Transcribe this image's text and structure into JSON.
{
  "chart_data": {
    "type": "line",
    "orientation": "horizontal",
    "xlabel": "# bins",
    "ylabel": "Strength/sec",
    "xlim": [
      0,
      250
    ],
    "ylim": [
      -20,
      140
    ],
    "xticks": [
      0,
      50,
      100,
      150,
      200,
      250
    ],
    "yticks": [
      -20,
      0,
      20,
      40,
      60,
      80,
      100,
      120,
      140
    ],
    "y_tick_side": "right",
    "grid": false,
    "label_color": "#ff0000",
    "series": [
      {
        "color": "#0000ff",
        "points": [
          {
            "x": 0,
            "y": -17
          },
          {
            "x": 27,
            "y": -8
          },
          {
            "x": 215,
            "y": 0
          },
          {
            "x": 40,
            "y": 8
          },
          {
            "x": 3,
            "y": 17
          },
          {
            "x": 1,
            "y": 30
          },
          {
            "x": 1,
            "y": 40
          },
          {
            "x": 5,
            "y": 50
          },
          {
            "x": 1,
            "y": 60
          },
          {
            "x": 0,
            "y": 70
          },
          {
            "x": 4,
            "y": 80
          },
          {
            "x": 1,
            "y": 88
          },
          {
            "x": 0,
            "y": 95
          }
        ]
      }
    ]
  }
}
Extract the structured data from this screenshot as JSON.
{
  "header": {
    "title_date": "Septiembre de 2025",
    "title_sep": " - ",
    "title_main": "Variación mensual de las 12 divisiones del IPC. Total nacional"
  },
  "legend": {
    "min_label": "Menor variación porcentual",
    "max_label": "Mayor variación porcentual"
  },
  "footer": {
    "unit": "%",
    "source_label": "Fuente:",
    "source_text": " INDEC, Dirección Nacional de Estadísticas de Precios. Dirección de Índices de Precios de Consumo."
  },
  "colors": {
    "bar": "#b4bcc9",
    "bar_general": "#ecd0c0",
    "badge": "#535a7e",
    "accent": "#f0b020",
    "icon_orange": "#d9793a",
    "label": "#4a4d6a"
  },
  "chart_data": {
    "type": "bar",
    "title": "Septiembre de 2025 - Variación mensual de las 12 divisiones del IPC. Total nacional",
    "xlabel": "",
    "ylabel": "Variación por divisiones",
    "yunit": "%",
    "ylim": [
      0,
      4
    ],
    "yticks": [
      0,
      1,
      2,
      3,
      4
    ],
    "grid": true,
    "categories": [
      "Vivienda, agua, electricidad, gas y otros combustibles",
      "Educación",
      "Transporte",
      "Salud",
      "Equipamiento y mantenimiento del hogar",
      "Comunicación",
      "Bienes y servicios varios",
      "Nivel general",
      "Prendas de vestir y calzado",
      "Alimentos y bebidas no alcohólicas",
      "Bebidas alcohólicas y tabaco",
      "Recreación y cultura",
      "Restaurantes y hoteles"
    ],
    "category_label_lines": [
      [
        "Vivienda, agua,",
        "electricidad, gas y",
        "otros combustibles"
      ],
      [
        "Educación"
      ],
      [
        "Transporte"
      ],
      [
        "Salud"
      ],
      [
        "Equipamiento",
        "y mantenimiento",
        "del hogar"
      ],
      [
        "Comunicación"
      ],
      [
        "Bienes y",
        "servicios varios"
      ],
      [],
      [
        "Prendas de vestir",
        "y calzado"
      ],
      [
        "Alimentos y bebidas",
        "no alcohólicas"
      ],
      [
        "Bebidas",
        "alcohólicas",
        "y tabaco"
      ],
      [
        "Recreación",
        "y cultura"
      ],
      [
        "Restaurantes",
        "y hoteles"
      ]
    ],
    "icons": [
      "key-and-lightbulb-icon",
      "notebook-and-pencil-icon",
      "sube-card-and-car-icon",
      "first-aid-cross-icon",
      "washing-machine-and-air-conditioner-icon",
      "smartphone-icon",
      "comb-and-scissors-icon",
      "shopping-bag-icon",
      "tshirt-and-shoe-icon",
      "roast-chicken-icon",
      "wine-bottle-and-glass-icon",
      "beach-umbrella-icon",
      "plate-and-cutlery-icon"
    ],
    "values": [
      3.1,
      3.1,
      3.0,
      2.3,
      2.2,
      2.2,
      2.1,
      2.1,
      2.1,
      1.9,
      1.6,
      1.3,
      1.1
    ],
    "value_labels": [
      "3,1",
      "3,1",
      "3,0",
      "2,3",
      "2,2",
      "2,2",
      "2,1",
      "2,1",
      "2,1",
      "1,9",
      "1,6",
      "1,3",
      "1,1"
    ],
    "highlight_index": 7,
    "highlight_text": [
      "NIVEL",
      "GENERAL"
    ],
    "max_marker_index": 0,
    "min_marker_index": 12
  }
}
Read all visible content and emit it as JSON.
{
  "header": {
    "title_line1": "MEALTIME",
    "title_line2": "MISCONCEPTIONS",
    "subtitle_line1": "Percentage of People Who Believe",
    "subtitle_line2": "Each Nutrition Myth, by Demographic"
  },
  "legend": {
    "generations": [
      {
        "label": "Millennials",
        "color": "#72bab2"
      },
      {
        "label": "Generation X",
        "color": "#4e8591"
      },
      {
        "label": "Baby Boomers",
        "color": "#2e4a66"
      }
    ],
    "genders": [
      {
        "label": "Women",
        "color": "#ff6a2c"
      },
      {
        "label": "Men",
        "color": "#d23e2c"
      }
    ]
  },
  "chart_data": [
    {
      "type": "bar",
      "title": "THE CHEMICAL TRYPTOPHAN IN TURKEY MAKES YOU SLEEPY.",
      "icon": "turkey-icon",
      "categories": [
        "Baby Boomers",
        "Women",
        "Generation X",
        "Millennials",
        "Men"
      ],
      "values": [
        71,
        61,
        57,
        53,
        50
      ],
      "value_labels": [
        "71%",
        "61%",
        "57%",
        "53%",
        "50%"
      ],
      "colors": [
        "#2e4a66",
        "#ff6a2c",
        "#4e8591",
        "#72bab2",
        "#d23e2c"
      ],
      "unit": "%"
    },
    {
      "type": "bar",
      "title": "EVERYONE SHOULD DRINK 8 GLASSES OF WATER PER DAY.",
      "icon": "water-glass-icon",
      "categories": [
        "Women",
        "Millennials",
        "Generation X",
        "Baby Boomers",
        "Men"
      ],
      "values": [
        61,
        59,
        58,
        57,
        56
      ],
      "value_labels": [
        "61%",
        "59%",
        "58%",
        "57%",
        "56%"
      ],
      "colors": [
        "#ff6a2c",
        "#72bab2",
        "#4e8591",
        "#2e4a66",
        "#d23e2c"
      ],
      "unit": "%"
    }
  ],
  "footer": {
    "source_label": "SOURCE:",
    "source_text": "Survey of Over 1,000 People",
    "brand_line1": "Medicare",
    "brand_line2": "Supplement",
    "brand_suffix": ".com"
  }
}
________________
**THE REQUEST:** Copy down every line of the material above that includes the string "hogar".

**CORRECT ANSWER:**
      "Equipamiento y mantenimiento del hogar",
        "del hogar"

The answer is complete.